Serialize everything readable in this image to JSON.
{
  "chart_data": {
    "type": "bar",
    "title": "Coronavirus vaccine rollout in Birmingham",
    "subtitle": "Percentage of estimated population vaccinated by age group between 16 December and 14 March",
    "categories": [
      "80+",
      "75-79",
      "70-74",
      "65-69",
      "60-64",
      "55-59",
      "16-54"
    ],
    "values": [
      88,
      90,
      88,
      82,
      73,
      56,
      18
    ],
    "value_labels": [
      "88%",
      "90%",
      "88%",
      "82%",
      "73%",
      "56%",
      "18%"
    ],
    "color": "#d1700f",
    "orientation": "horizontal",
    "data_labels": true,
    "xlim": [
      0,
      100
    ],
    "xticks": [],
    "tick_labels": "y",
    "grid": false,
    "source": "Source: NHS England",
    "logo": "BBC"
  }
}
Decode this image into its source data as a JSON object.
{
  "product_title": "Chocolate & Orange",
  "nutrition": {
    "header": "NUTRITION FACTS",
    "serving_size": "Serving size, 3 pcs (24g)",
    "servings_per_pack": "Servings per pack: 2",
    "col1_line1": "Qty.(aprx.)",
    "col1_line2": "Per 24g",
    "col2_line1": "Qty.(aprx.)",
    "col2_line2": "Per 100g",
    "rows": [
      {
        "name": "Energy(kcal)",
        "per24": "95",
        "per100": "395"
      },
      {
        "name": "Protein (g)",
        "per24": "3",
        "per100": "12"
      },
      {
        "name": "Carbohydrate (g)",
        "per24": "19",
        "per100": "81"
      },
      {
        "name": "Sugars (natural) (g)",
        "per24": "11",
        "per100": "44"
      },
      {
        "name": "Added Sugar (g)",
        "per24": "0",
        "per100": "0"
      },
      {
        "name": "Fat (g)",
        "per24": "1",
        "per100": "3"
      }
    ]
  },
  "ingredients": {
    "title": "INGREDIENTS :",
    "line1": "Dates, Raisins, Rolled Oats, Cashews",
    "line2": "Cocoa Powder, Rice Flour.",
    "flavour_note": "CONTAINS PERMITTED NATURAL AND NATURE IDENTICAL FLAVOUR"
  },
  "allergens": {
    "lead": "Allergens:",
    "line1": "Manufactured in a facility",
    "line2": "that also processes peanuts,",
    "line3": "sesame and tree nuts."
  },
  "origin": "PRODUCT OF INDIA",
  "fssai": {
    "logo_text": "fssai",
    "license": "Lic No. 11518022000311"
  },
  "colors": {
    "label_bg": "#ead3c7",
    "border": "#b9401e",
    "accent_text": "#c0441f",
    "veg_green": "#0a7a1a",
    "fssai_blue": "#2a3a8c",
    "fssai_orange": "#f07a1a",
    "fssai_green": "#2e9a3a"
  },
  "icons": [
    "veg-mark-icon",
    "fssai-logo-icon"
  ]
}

### What is being asked
What is the number of lines in the material above that include "source"? Answer with the number only.

### Solution to this task
2